What to do - Please quote every line of the listing exactly as it stands.

Exercise inputs -
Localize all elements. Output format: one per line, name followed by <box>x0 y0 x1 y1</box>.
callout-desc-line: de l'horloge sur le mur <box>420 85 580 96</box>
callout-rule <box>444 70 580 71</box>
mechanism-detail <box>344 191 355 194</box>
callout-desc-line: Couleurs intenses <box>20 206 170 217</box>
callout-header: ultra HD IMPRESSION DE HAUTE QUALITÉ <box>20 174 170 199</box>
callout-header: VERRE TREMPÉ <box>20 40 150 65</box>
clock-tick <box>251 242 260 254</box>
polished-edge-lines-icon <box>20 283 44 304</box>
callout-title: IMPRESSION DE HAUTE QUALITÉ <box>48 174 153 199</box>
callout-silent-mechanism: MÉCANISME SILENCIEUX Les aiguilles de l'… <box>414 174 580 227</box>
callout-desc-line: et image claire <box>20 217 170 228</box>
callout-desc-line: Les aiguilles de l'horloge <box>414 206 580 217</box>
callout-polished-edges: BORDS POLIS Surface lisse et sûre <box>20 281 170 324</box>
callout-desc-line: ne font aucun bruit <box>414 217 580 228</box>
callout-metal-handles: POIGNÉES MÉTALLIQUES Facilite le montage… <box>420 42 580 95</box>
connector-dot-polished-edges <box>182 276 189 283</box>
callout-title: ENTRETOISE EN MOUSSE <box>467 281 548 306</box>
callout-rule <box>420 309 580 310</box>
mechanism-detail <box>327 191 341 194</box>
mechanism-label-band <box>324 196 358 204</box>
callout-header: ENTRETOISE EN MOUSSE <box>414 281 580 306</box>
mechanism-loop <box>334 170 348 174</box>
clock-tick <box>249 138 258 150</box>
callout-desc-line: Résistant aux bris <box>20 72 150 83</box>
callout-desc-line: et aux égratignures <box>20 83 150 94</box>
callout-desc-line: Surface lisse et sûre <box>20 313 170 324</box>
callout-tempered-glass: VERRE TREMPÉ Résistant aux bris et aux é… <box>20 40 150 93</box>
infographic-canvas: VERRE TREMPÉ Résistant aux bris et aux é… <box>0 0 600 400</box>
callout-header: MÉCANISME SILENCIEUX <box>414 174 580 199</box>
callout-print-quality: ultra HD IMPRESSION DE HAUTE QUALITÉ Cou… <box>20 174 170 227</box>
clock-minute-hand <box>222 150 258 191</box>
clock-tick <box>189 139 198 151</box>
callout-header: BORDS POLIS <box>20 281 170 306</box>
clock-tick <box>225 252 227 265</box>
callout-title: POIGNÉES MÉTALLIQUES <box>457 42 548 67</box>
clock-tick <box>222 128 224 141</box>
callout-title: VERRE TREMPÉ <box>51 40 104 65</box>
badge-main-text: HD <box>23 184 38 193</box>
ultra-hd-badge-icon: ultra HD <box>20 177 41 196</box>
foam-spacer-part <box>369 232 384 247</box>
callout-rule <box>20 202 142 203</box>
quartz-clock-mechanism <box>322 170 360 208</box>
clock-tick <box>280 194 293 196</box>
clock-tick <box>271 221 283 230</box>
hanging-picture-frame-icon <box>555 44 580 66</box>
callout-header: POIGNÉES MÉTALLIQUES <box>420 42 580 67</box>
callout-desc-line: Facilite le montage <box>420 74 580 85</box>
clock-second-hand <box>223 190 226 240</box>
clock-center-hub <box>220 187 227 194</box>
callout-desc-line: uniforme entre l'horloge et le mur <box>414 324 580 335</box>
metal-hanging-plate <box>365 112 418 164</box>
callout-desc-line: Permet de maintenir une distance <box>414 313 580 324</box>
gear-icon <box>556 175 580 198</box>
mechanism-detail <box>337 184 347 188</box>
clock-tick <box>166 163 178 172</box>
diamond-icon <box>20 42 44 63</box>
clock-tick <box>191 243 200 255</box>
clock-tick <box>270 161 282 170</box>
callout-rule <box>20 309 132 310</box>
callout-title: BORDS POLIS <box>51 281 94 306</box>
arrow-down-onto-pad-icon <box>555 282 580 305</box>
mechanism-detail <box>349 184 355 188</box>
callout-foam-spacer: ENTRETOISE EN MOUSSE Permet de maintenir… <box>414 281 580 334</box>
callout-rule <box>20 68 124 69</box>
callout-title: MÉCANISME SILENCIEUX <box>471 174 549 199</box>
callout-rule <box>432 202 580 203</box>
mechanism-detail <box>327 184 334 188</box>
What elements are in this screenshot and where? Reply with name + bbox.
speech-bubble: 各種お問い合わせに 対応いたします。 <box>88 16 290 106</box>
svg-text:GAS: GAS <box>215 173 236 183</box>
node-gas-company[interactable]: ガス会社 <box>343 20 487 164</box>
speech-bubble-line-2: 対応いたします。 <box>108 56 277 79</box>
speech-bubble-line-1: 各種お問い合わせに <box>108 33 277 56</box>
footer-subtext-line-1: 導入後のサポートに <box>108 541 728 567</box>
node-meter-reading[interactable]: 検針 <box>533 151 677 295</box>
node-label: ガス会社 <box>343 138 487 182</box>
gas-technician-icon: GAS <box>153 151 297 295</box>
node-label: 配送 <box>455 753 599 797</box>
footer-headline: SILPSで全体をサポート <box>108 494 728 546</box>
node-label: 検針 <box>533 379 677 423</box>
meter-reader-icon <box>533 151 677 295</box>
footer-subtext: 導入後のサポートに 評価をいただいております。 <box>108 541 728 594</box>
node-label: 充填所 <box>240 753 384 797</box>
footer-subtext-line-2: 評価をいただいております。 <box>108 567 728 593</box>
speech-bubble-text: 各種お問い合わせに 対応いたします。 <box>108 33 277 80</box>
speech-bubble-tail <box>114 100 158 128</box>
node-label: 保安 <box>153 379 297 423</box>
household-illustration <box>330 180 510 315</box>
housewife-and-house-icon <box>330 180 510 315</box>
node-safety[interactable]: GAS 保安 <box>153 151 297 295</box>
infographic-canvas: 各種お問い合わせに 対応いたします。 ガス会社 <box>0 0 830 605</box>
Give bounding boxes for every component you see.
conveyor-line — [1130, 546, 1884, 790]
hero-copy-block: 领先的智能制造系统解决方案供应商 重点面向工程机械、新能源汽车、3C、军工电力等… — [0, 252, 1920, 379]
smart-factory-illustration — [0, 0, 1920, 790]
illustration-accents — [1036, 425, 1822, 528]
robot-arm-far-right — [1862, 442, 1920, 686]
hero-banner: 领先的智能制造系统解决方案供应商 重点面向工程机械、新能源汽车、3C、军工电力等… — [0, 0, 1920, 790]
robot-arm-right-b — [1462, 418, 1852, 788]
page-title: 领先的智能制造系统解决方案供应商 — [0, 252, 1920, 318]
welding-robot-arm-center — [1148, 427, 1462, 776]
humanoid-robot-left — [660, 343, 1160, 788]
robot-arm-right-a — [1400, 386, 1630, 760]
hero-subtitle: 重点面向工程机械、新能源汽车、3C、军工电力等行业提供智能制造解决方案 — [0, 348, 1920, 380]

Worked solution -
Localize all elements. Output format: one per line, name followed by <box>x0 y0 x1 y1</box>.
callout-desc-line: de l'horloge sur le mur <box>420 85 580 96</box>
callout-rule <box>444 70 580 71</box>
mechanism-detail <box>344 191 355 194</box>
callout-desc-line: Couleurs intenses <box>20 206 170 217</box>
callout-header: ultra HD IMPRESSION DE HAUTE QUALITÉ <box>20 174 170 199</box>
callout-header: VERRE TREMPÉ <box>20 40 150 65</box>
clock-tick <box>251 242 260 254</box>
polished-edge-lines-icon <box>20 283 44 304</box>
callout-title: IMPRESSION DE HAUTE QUALITÉ <box>48 174 153 199</box>
callout-silent-mechanism: MÉCANISME SILENCIEUX Les aiguilles de l'… <box>414 174 580 227</box>
callout-desc-line: et image claire <box>20 217 170 228</box>
callout-desc-line: Les aiguilles de l'horloge <box>414 206 580 217</box>
callout-polished-edges: BORDS POLIS Surface lisse et sûre <box>20 281 170 324</box>
callout-desc-line: ne font aucun bruit <box>414 217 580 228</box>
callout-metal-handles: POIGNÉES MÉTALLIQUES Facilite le montage… <box>420 42 580 95</box>
connector-dot-polished-edges <box>182 276 189 283</box>
callout-title: ENTRETOISE EN MOUSSE <box>467 281 548 306</box>
callout-rule <box>420 309 580 310</box>
mechanism-detail <box>327 191 341 194</box>
mechanism-label-band <box>324 196 358 204</box>
callout-header: ENTRETOISE EN MOUSSE <box>414 281 580 306</box>
mechanism-loop <box>334 170 348 174</box>
clock-tick <box>249 138 258 150</box>
callout-desc-line: Résistant aux bris <box>20 72 150 83</box>
callout-desc-line: et aux égratignures <box>20 83 150 94</box>
callout-desc-line: Surface lisse et sûre <box>20 313 170 324</box>
callout-tempered-glass: VERRE TREMPÉ Résistant aux bris et aux é… <box>20 40 150 93</box>
infographic-canvas: VERRE TREMPÉ Résistant aux bris et aux é… <box>0 0 600 400</box>
callout-header: MÉCANISME SILENCIEUX <box>414 174 580 199</box>
callout-print-quality: ultra HD IMPRESSION DE HAUTE QUALITÉ Cou… <box>20 174 170 227</box>
clock-minute-hand <box>222 150 258 191</box>
clock-tick <box>189 139 198 151</box>
callout-header: BORDS POLIS <box>20 281 170 306</box>
clock-tick <box>225 252 227 265</box>
callout-title: POIGNÉES MÉTALLIQUES <box>457 42 548 67</box>
clock-tick <box>222 128 224 141</box>
callout-title: VERRE TREMPÉ <box>51 40 104 65</box>
badge-main-text: HD <box>23 184 38 193</box>
ultra-hd-badge-icon: ultra HD <box>20 177 41 196</box>
foam-spacer-part <box>369 232 384 247</box>
callout-rule <box>20 202 142 203</box>
quartz-clock-mechanism <box>322 170 360 208</box>
clock-tick <box>280 194 293 196</box>
clock-tick <box>271 221 283 230</box>
hanging-picture-frame-icon <box>555 44 580 66</box>
callout-header: POIGNÉES MÉTALLIQUES <box>420 42 580 67</box>
callout-desc-line: Facilite le montage <box>420 74 580 85</box>
clock-second-hand <box>223 190 226 240</box>
clock-center-hub <box>220 187 227 194</box>
callout-desc-line: uniforme entre l'horloge et le mur <box>414 324 580 335</box>
metal-hanging-plate <box>365 112 418 164</box>
callout-desc-line: Permet de maintenir une distance <box>414 313 580 324</box>
gear-icon <box>556 175 580 198</box>
mechanism-detail <box>337 184 347 188</box>
clock-tick <box>166 163 178 172</box>
diamond-icon <box>20 42 44 63</box>
clock-tick <box>191 243 200 255</box>
clock-tick <box>270 161 282 170</box>
callout-rule <box>20 309 132 310</box>
callout-title: BORDS POLIS <box>51 281 94 306</box>
arrow-down-onto-pad-icon <box>555 282 580 305</box>
mechanism-detail <box>349 184 355 188</box>
callout-foam-spacer: ENTRETOISE EN MOUSSE Permet de maintenir… <box>414 281 580 334</box>
callout-rule <box>20 68 124 69</box>
callout-title: MÉCANISME SILENCIEUX <box>471 174 549 199</box>
callout-rule <box>432 202 580 203</box>
mechanism-detail <box>327 184 334 188</box>
What elements are in this screenshot and where? Reply with name + bbox.
speech-bubble: 各種お問い合わせに 対応いたします。 <box>88 16 290 106</box>
svg-text:GAS: GAS <box>215 173 236 183</box>
node-gas-company[interactable]: ガス会社 <box>343 20 487 164</box>
speech-bubble-line-2: 対応いたします。 <box>108 56 277 79</box>
speech-bubble-line-1: 各種お問い合わせに <box>108 33 277 56</box>
footer-subtext-line-1: 導入後のサポートに <box>108 541 728 567</box>
node-meter-reading[interactable]: 検針 <box>533 151 677 295</box>
node-label: ガス会社 <box>343 138 487 182</box>
gas-technician-icon: GAS <box>153 151 297 295</box>
node-label: 配送 <box>455 753 599 797</box>
footer-headline: SILPSで全体をサポート <box>108 494 728 546</box>
node-label: 検針 <box>533 379 677 423</box>
meter-reader-icon <box>533 151 677 295</box>
footer-subtext: 導入後のサポートに 評価をいただいております。 <box>108 541 728 594</box>
node-label: 充填所 <box>240 753 384 797</box>
footer-subtext-line-2: 評価をいただいております。 <box>108 567 728 593</box>
speech-bubble-text: 各種お問い合わせに 対応いたします。 <box>108 33 277 80</box>
speech-bubble-tail <box>114 100 158 128</box>
node-label: 保安 <box>153 379 297 423</box>
household-illustration <box>330 180 510 315</box>
housewife-and-house-icon <box>330 180 510 315</box>
node-safety[interactable]: GAS 保安 <box>153 151 297 295</box>
infographic-canvas: 各種お問い合わせに 対応いたします。 ガス会社 <box>0 0 830 605</box>
Give bounding boxes for every component you see.
conveyor-line — [1130, 546, 1884, 790]
hero-copy-block: 领先的智能制造系统解决方案供应商 重点面向工程机械、新能源汽车、3C、军工电力等… — [0, 252, 1920, 379]
smart-factory-illustration — [0, 0, 1920, 790]
illustration-accents — [1036, 425, 1822, 528]
robot-arm-far-right — [1862, 442, 1920, 686]
hero-banner: 领先的智能制造系统解决方案供应商 重点面向工程机械、新能源汽车、3C、军工电力等… — [0, 0, 1920, 790]
robot-arm-right-b — [1462, 418, 1852, 788]
page-title: 领先的智能制造系统解决方案供应商 — [0, 252, 1920, 318]
welding-robot-arm-center — [1148, 427, 1462, 776]
humanoid-robot-left — [660, 343, 1160, 788]
robot-arm-right-a — [1400, 386, 1630, 760]
hero-subtitle: 重点面向工程机械、新能源汽车、3C、军工电力等行业提供智能制造解决方案 — [0, 348, 1920, 380]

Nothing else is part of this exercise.